-------- Material provided

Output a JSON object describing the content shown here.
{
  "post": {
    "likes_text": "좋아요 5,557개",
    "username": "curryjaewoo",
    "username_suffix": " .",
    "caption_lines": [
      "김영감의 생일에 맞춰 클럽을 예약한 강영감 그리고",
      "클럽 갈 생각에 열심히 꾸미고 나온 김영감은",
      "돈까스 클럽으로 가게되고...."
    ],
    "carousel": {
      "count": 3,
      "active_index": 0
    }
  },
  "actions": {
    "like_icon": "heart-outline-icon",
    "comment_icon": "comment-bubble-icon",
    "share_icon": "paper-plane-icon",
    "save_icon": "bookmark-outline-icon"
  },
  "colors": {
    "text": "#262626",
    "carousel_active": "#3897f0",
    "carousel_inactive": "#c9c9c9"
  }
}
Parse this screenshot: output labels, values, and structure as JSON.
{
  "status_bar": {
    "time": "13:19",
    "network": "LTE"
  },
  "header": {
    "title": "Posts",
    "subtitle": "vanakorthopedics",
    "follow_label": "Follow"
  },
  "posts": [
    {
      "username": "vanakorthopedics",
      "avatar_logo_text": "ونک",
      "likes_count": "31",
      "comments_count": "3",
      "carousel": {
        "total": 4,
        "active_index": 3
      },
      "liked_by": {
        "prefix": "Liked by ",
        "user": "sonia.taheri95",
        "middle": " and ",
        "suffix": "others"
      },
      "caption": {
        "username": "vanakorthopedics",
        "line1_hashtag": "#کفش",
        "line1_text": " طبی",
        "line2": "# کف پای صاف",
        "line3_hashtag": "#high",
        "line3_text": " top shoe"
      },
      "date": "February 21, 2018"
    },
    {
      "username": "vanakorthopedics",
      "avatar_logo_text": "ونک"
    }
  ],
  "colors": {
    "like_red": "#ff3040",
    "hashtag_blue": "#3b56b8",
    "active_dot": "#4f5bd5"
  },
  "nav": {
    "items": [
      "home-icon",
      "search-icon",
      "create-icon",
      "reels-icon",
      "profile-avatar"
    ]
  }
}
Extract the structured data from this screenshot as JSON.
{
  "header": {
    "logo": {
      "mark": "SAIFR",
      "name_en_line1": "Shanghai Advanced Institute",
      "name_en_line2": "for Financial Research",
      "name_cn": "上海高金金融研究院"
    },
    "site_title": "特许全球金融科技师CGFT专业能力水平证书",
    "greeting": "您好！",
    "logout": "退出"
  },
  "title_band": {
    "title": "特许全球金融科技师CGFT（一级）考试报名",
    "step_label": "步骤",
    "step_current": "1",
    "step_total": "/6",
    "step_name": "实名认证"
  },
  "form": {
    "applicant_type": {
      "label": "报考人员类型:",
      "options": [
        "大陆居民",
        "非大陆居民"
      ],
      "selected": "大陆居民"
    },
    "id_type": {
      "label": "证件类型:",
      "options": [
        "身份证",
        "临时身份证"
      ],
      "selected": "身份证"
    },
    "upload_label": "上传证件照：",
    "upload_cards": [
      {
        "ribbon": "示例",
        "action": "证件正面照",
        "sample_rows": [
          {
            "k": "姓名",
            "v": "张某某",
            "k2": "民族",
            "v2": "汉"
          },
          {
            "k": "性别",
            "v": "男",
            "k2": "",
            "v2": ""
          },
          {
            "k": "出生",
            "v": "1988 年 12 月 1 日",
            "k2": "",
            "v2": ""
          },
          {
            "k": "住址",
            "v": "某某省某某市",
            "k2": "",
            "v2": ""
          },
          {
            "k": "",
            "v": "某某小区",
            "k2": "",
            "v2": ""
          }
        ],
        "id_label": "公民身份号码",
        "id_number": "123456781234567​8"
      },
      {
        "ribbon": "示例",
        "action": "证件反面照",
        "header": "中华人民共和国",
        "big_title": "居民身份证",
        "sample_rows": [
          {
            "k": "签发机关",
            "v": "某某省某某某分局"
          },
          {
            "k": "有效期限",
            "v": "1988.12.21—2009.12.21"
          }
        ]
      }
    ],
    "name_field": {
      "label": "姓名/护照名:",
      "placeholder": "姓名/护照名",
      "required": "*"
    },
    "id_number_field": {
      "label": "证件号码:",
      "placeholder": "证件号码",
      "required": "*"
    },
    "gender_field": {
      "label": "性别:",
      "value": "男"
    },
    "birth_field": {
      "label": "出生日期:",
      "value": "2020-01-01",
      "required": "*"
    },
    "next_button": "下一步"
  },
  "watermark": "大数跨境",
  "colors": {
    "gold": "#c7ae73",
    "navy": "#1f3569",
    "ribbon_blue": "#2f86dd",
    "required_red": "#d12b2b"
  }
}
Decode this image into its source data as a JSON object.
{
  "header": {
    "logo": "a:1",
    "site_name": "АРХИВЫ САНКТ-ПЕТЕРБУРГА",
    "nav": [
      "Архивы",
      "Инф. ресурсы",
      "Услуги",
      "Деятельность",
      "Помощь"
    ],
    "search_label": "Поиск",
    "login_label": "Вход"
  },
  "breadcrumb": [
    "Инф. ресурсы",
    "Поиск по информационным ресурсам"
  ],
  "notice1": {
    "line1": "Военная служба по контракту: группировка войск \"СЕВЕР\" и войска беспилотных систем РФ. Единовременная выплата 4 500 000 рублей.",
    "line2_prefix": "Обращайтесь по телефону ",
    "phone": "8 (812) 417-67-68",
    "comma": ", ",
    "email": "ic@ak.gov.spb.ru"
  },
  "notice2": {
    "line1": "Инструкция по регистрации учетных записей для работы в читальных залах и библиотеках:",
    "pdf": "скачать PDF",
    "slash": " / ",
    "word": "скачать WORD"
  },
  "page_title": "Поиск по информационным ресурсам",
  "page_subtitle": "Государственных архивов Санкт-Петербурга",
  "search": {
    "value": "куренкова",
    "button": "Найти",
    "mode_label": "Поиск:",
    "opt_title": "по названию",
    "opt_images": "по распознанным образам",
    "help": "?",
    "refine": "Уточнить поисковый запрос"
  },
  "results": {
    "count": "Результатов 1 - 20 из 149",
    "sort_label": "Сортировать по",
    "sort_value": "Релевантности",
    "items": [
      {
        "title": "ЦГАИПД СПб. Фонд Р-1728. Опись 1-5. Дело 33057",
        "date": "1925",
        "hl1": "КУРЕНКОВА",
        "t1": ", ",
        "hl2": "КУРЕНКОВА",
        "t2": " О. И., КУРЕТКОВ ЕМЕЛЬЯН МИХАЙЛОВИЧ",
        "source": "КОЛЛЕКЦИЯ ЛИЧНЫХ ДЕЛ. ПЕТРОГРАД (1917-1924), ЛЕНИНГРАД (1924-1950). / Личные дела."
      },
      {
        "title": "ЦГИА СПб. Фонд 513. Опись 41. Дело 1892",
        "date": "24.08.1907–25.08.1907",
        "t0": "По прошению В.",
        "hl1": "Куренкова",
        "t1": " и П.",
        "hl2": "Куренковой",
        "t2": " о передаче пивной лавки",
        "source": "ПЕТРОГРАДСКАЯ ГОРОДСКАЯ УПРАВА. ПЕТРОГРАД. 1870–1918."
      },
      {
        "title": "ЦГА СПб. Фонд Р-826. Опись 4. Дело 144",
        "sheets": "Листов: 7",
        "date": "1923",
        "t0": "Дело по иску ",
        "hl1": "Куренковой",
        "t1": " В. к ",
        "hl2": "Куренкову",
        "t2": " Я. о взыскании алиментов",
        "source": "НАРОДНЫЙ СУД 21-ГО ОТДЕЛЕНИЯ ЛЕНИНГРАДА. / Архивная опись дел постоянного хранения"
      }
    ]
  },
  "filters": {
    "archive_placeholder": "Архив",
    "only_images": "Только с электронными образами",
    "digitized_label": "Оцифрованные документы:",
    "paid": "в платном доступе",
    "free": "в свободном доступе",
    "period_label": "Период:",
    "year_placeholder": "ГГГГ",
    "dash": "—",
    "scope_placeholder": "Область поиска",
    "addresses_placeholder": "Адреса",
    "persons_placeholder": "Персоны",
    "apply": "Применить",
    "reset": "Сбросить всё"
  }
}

----------------

Aim: Spot every line that holds "icon" and copy it.

Problem solution:
    "like_icon": "heart-outline-icon",
    "comment_icon": "comment-bubble-icon",
    "share_icon": "paper-plane-icon",
    "save_icon": "bookmark-outline-icon"
      "home-icon",
      "search-icon",
      "create-icon",
      "reels-icon",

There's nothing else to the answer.